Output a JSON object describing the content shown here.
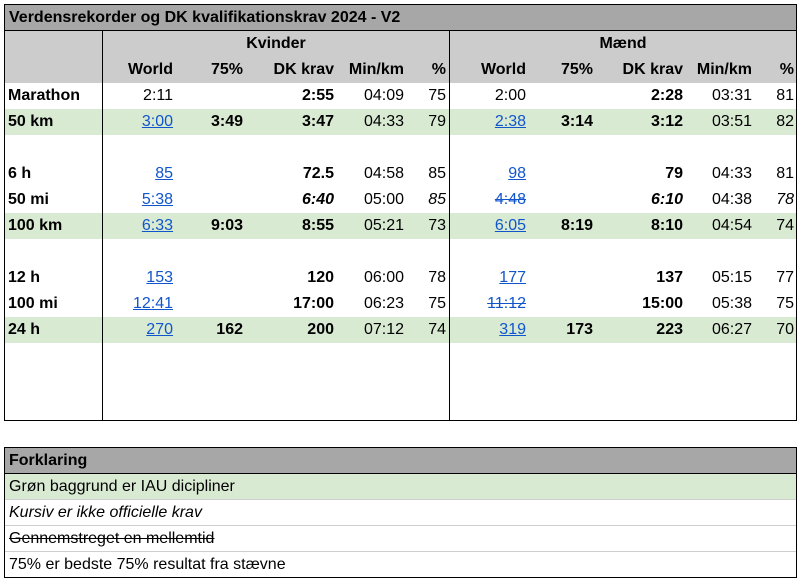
{
  "title": "Verdensrekorder og DK kvalifikationskrav 2024 - V2",
  "groups": {
    "women": "Kvinder",
    "men": "Mænd"
  },
  "columns": [
    "World",
    "75%",
    "DK krav",
    "Min/km",
    "%"
  ],
  "rows": [
    {
      "label": "Marathon",
      "green": false,
      "w": {
        "world": "2:11",
        "p75": "",
        "dk": "2:55",
        "minkm": "04:09",
        "pct": "75"
      },
      "m": {
        "world": "2:00",
        "p75": "",
        "dk": "2:28",
        "minkm": "03:31",
        "pct": "81"
      }
    },
    {
      "label": "50 km",
      "green": true,
      "w": {
        "world": "3:00",
        "p75": "3:49",
        "dk": "3:47",
        "minkm": "04:33",
        "pct": "79"
      },
      "m": {
        "world": "2:38",
        "p75": "3:14",
        "dk": "3:12",
        "minkm": "03:51",
        "pct": "82"
      }
    },
    {
      "label": "6 h",
      "green": false,
      "w": {
        "world": "85",
        "p75": "",
        "dk": "72.5",
        "minkm": "04:58",
        "pct": "85"
      },
      "m": {
        "world": "98",
        "p75": "",
        "dk": "79",
        "minkm": "04:33",
        "pct": "81"
      }
    },
    {
      "label": "50 mi",
      "green": false,
      "w": {
        "world": "5:38",
        "p75": "",
        "dk": "6:40",
        "minkm": "05:00",
        "pct": "85"
      },
      "m": {
        "world": "4:48",
        "p75": "",
        "dk": "6:10",
        "minkm": "04:38",
        "pct": "78"
      }
    },
    {
      "label": "100 km",
      "green": true,
      "w": {
        "world": "6:33",
        "p75": "9:03",
        "dk": "8:55",
        "minkm": "05:21",
        "pct": "73"
      },
      "m": {
        "world": "6:05",
        "p75": "8:19",
        "dk": "8:10",
        "minkm": "04:54",
        "pct": "74"
      }
    },
    {
      "label": "12 h",
      "green": false,
      "w": {
        "world": "153",
        "p75": "",
        "dk": "120",
        "minkm": "06:00",
        "pct": "78"
      },
      "m": {
        "world": "177",
        "p75": "",
        "dk": "137",
        "minkm": "05:15",
        "pct": "77"
      }
    },
    {
      "label": "100 mi",
      "green": false,
      "w": {
        "world": "12:41",
        "p75": "",
        "dk": "17:00",
        "minkm": "06:23",
        "pct": "75"
      },
      "m": {
        "world": "11:12",
        "p75": "",
        "dk": "15:00",
        "minkm": "05:38",
        "pct": "75"
      }
    },
    {
      "label": "24 h",
      "green": true,
      "w": {
        "world": "270",
        "p75": "162",
        "dk": "200",
        "minkm": "07:12",
        "pct": "74"
      },
      "m": {
        "world": "319",
        "p75": "173",
        "dk": "223",
        "minkm": "06:27",
        "pct": "70"
      }
    }
  ],
  "legend": {
    "title": "Forklaring",
    "items": [
      "Grøn baggrund er IAU dicipliner",
      "Kursiv er ikke officielle krav",
      "Gennemstreget en mellemtid",
      "75% er bedste 75% resultat fra stævne"
    ]
  },
  "colors": {
    "header_gray": "#a7a7a7",
    "subheader_gray": "#cccccc",
    "iau_green": "#d9ead3",
    "link_blue": "#1155cc"
  }
}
====
What needs to be done
Send back the data above word for word, with the pictures left out.

Reply to the exercise
Output a JSON object describing the content shown here.
{
  "title": "Verdensrekorder og DK kvalifikationskrav 2024 - V2",
  "groups": {
    "women": "Kvinder",
    "men": "Mænd"
  },
  "columns": [
    "World",
    "75%",
    "DK krav",
    "Min/km",
    "%"
  ],
  "rows": [
    {
      "label": "Marathon",
      "green": false,
      "w": {
        "world": "2:11",
        "p75": "",
        "dk": "2:55",
        "minkm": "04:09",
        "pct": "75"
      },
      "m": {
        "world": "2:00",
        "p75": "",
        "dk": "2:28",
        "minkm": "03:31",
        "pct": "81"
      }
    },
    {
      "label": "50 km",
      "green": true,
      "w": {
        "world": "3:00",
        "p75": "3:49",
        "dk": "3:47",
        "minkm": "04:33",
        "pct": "79"
      },
      "m": {
        "world": "2:38",
        "p75": "3:14",
        "dk": "3:12",
        "minkm": "03:51",
        "pct": "82"
      }
    },
    {
      "label": "6 h",
      "green": false,
      "w": {
        "world": "85",
        "p75": "",
        "dk": "72.5",
        "minkm": "04:58",
        "pct": "85"
      },
      "m": {
        "world": "98",
        "p75": "",
        "dk": "79",
        "minkm": "04:33",
        "pct": "81"
      }
    },
    {
      "label": "50 mi",
      "green": false,
      "w": {
        "world": "5:38",
        "p75": "",
        "dk": "6:40",
        "minkm": "05:00",
        "pct": "85"
      },
      "m": {
        "world": "4:48",
        "p75": "",
        "dk": "6:10",
        "minkm": "04:38",
        "pct": "78"
      }
    },
    {
      "label": "100 km",
      "green": true,
      "w": {
        "world": "6:33",
        "p75": "9:03",
        "dk": "8:55",
        "minkm": "05:21",
        "pct": "73"
      },
      "m": {
        "world": "6:05",
        "p75": "8:19",
        "dk": "8:10",
        "minkm": "04:54",
        "pct": "74"
      }
    },
    {
      "label": "12 h",
      "green": false,
      "w": {
        "world": "153",
        "p75": "",
        "dk": "120",
        "minkm": "06:00",
        "pct": "78"
      },
      "m": {
        "world": "177",
        "p75": "",
        "dk": "137",
        "minkm": "05:15",
        "pct": "77"
      }
    },
    {
      "label": "100 mi",
      "green": false,
      "w": {
        "world": "12:41",
        "p75": "",
        "dk": "17:00",
        "minkm": "06:23",
        "pct": "75"
      },
      "m": {
        "world": "11:12",
        "p75": "",
        "dk": "15:00",
        "minkm": "05:38",
        "pct": "75"
      }
    },
    {
      "label": "24 h",
      "green": true,
      "w": {
        "world": "270",
        "p75": "162",
        "dk": "200",
        "minkm": "07:12",
        "pct": "74"
      },
      "m": {
        "world": "319",
        "p75": "173",
        "dk": "223",
        "minkm": "06:27",
        "pct": "70"
      }
    }
  ],
  "legend": {
    "title": "Forklaring",
    "items": [
      "Grøn baggrund er IAU dicipliner",
      "Kursiv er ikke officielle krav",
      "Gennemstreget en mellemtid",
      "75% er bedste 75% resultat fra stævne"
    ]
  },
  "colors": {
    "header_gray": "#a7a7a7",
    "subheader_gray": "#cccccc",
    "iau_green": "#d9ead3",
    "link_blue": "#1155cc"
  }
}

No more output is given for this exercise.